§ **INSTRUCTION**
Render the material again word for word, skipping the pictures in it.

(Stored records)

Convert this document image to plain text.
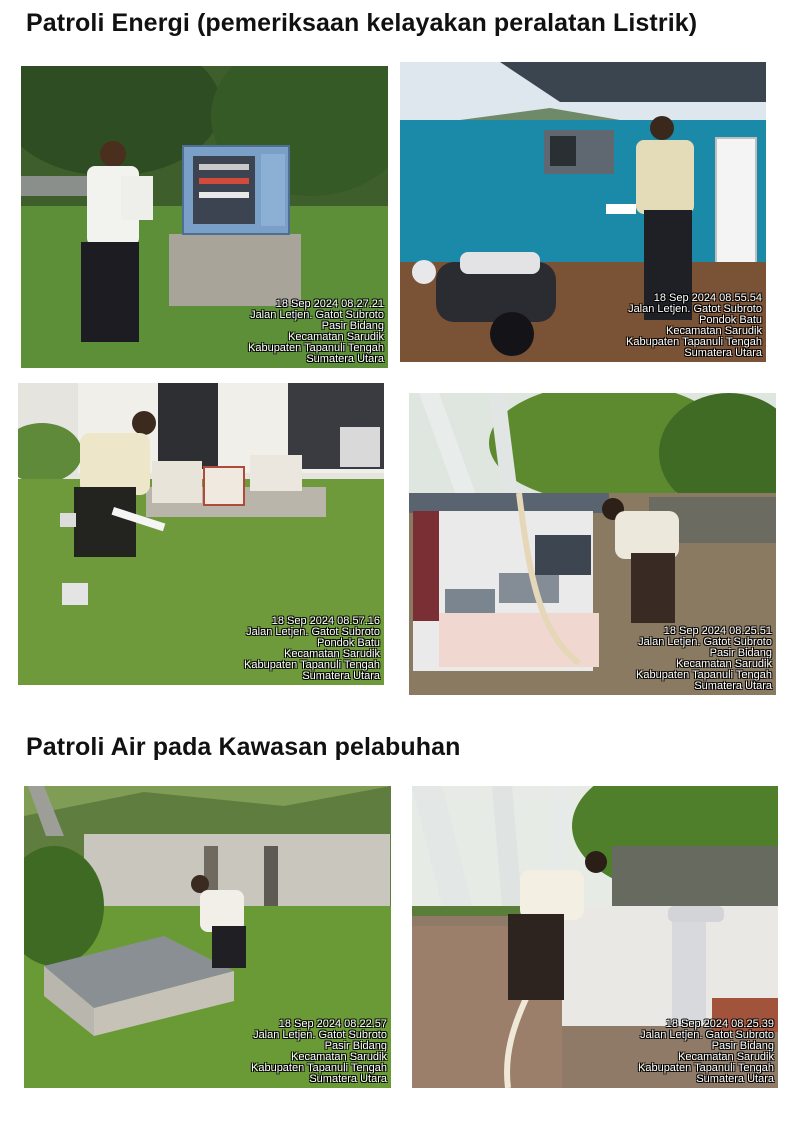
Patroli Energi (pemeriksaan kelayakan peralatan Listrik)
18 Sep 2024 08.27.21
Jalan Letjen. Gatot Subroto
Pasir Bidang
Kecamatan Sarudik
Kabupaten Tapanuli Tengah
Sumatera Utara
18 Sep 2024 08.55.54
Jalan Letjen. Gatot Subroto
Pondok Batu
Kecamatan Sarudik
Kabupaten Tapanuli Tengah
Sumatera Utara
18 Sep 2024 08.57.16
Jalan Letjen. Gatot Subroto
Pondok Batu
Kecamatan Sarudik
Kabupaten Tapanuli Tengah
Sumatera Utara
18 Sep 2024 08.25.51
Jalan Letjen. Gatot Subroto
Pasir Bidang
Kecamatan Sarudik
Kabupaten Tapanuli Tengah
Sumatera Utara
Patroli Air pada Kawasan pelabuhan
18 Sep 2024 08.22.57
Jalan Letjen. Gatot Subroto
Pasir Bidang
Kecamatan Sarudik
Kabupaten Tapanuli Tengah
Sumatera Utara
18 Sep 2024 08.25.39
Jalan Letjen. Gatot Subroto
Pasir Bidang
Kecamatan Sarudik
Kabupaten Tapanuli Tengah
Sumatera Utara
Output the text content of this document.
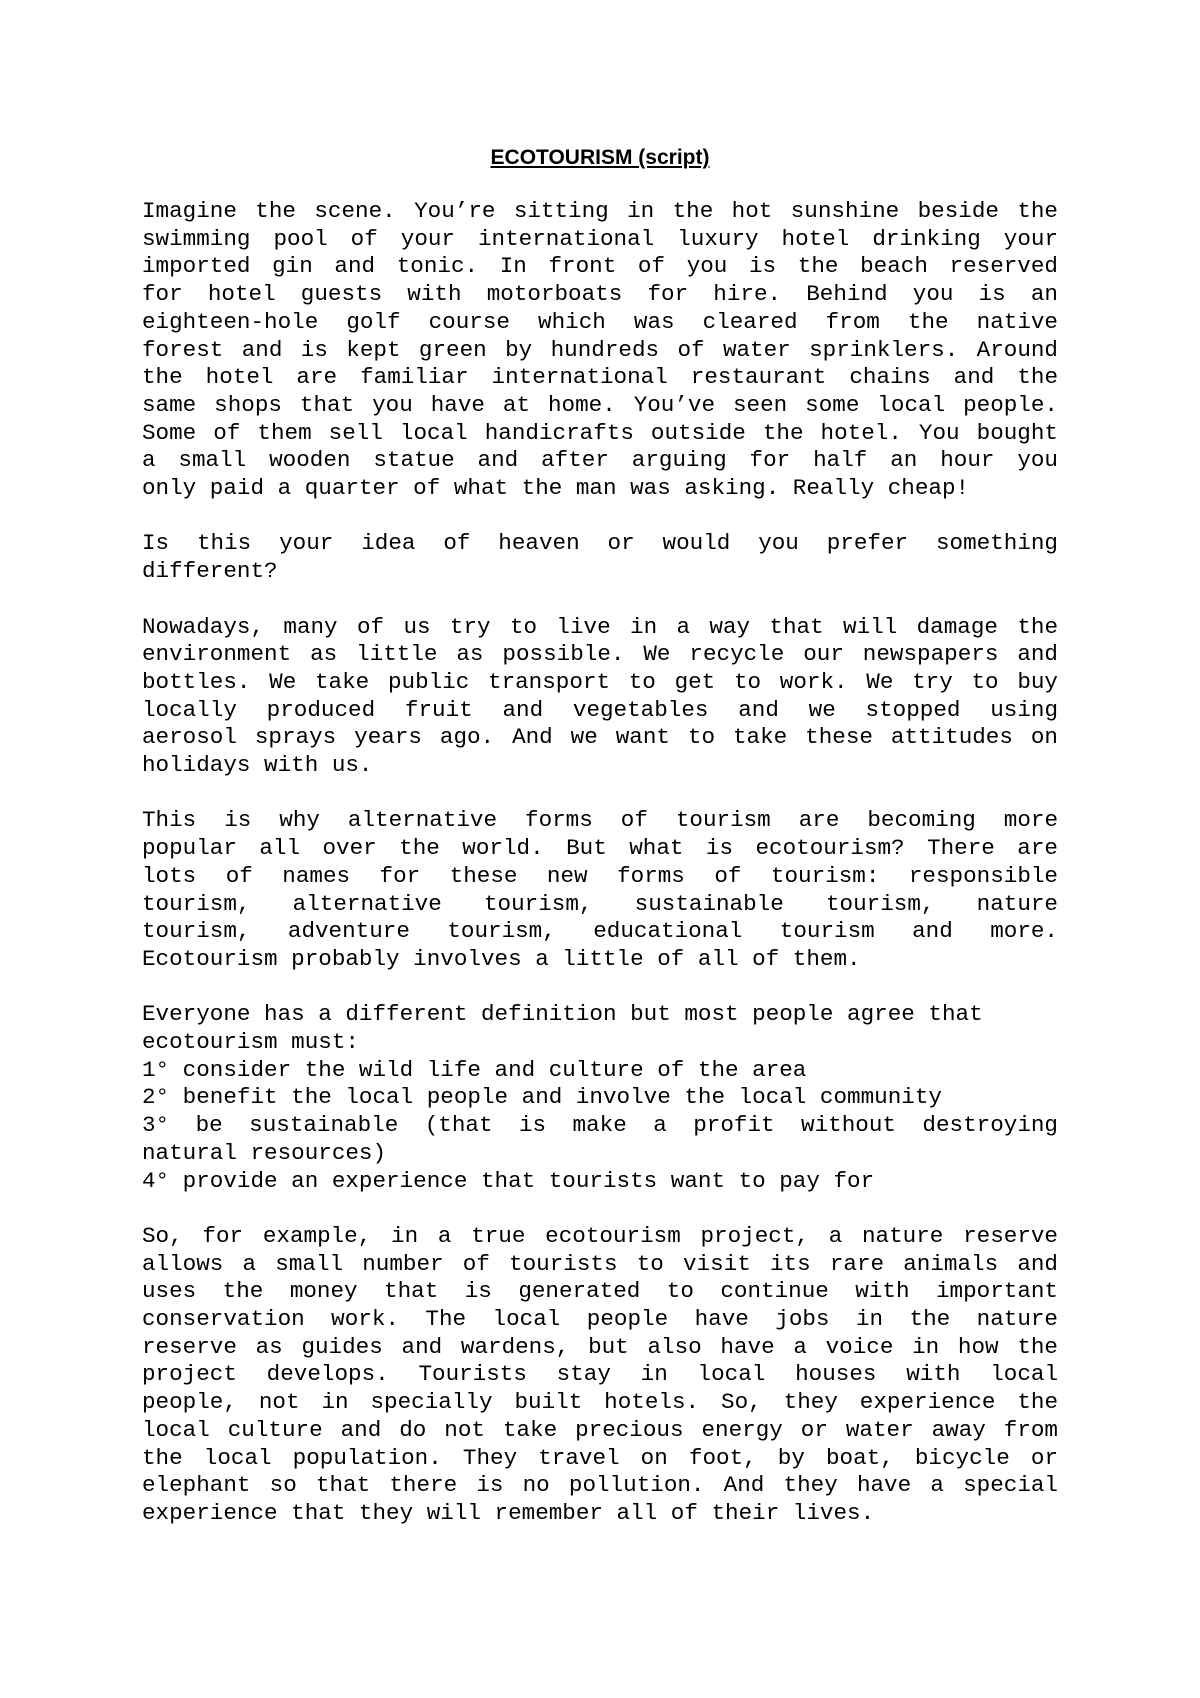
ECOTOURISM (script)

Imagine the scene. You’re sitting in the hot sunshine beside the
swimming pool of your international luxury hotel drinking your
imported gin and tonic. In front of you is the beach reserved
for hotel guests with motorboats for hire. Behind you is an
eighteen-hole golf course which was cleared from the native
forest and is kept green by hundreds of water sprinklers. Around
the hotel are familiar international restaurant chains and the
same shops that you have at home. You’ve seen some local people.
Some of them sell local handicrafts outside the hotel. You bought
a small wooden statue and after arguing for half an hour you
only paid a quarter of what the man was asking. Really cheap!

Is this your idea of heaven or would you prefer something
different?

Nowadays, many of us try to live in a way that will damage the
environment as little as possible. We recycle our newspapers and
bottles. We take public transport to get to work. We try to buy
locally produced fruit and vegetables and we stopped using
aerosol sprays years ago. And we want to take these attitudes on
holidays with us.

This is why alternative forms of tourism are becoming more
popular all over the world. But what is ecotourism? There are
lots of names for these new forms of tourism: responsible
tourism, alternative tourism, sustainable tourism, nature
tourism, adventure tourism, educational tourism and more.
Ecotourism probably involves a little of all of them.

Everyone has a different definition but most people agree that
ecotourism must:
1° consider the wild life and culture of the area
2° benefit the local people and involve the local community
3° be sustainable (that is make a profit without destroying
natural resources)
4° provide an experience that tourists want to pay for

So, for example, in a true ecotourism project, a nature reserve
allows a small number of tourists to visit its rare animals and
uses the money that is generated to continue with important
conservation work. The local people have jobs in the nature
reserve as guides and wardens, but also have a voice in how the
project develops. Tourists stay in local houses with local
people, not in specially built hotels. So, they experience the
local culture and do not take precious energy or water away from
the local population. They travel on foot, by boat, bicycle or
elephant so that there is no pollution. And they have a special
experience that they will remember all of their lives.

§ **PROBLEM SOLUTION**
Convert this document image to plain text.
Patroli Energi (pemeriksaan kelayakan peralatan Listrik)
18 Sep 2024 08.27.21
Jalan Letjen. Gatot Subroto
Pasir Bidang
Kecamatan Sarudik
Kabupaten Tapanuli Tengah
Sumatera Utara
18 Sep 2024 08.55.54
Jalan Letjen. Gatot Subroto
Pondok Batu
Kecamatan Sarudik
Kabupaten Tapanuli Tengah
Sumatera Utara
18 Sep 2024 08.57.16
Jalan Letjen. Gatot Subroto
Pondok Batu
Kecamatan Sarudik
Kabupaten Tapanuli Tengah
Sumatera Utara
18 Sep 2024 08.25.51
Jalan Letjen. Gatot Subroto
Pasir Bidang
Kecamatan Sarudik
Kabupaten Tapanuli Tengah
Sumatera Utara
Patroli Air pada Kawasan pelabuhan
18 Sep 2024 08.22.57
Jalan Letjen. Gatot Subroto
Pasir Bidang
Kecamatan Sarudik
Kabupaten Tapanuli Tengah
Sumatera Utara
18 Sep 2024 08.25.39
Jalan Letjen. Gatot Subroto
Pasir Bidang
Kecamatan Sarudik
Kabupaten Tapanuli Tengah
Sumatera Utara
Output the text content of this document.
ECOTOURISM (script)

Imagine the scene. You’re sitting in the hot sunshine beside the
swimming pool of your international luxury hotel drinking your
imported gin and tonic. In front of you is the beach reserved
for hotel guests with motorboats for hire. Behind you is an
eighteen-hole golf course which was cleared from the native
forest and is kept green by hundreds of water sprinklers. Around
the hotel are familiar international restaurant chains and the
same shops that you have at home. You’ve seen some local people.
Some of them sell local handicrafts outside the hotel. You bought
a small wooden statue and after arguing for half an hour you
only paid a quarter of what the man was asking. Really cheap!

Is this your idea of heaven or would you prefer something
different?

Nowadays, many of us try to live in a way that will damage the
environment as little as possible. We recycle our newspapers and
bottles. We take public transport to get to work. We try to buy
locally produced fruit and vegetables and we stopped using
aerosol sprays years ago. And we want to take these attitudes on
holidays with us.

This is why alternative forms of tourism are becoming more
popular all over the world. But what is ecotourism? There are
lots of names for these new forms of tourism: responsible
tourism, alternative tourism, sustainable tourism, nature
tourism, adventure tourism, educational tourism and more.
Ecotourism probably involves a little of all of them.

Everyone has a different definition but most people agree that
ecotourism must:
1° consider the wild life and culture of the area
2° benefit the local people and involve the local community
3° be sustainable (that is make a profit without destroying
natural resources)
4° provide an experience that tourists want to pay for

So, for example, in a true ecotourism project, a nature reserve
allows a small number of tourists to visit its rare animals and
uses the money that is generated to continue with important
conservation work. The local people have jobs in the nature
reserve as guides and wardens, but also have a voice in how the
project develops. Tourists stay in local houses with local
people, not in specially built hotels. So, they experience the
local culture and do not take precious energy or water away from
the local population. They travel on foot, by boat, bicycle or
elephant so that there is no pollution. And they have a special
experience that they will remember all of their lives.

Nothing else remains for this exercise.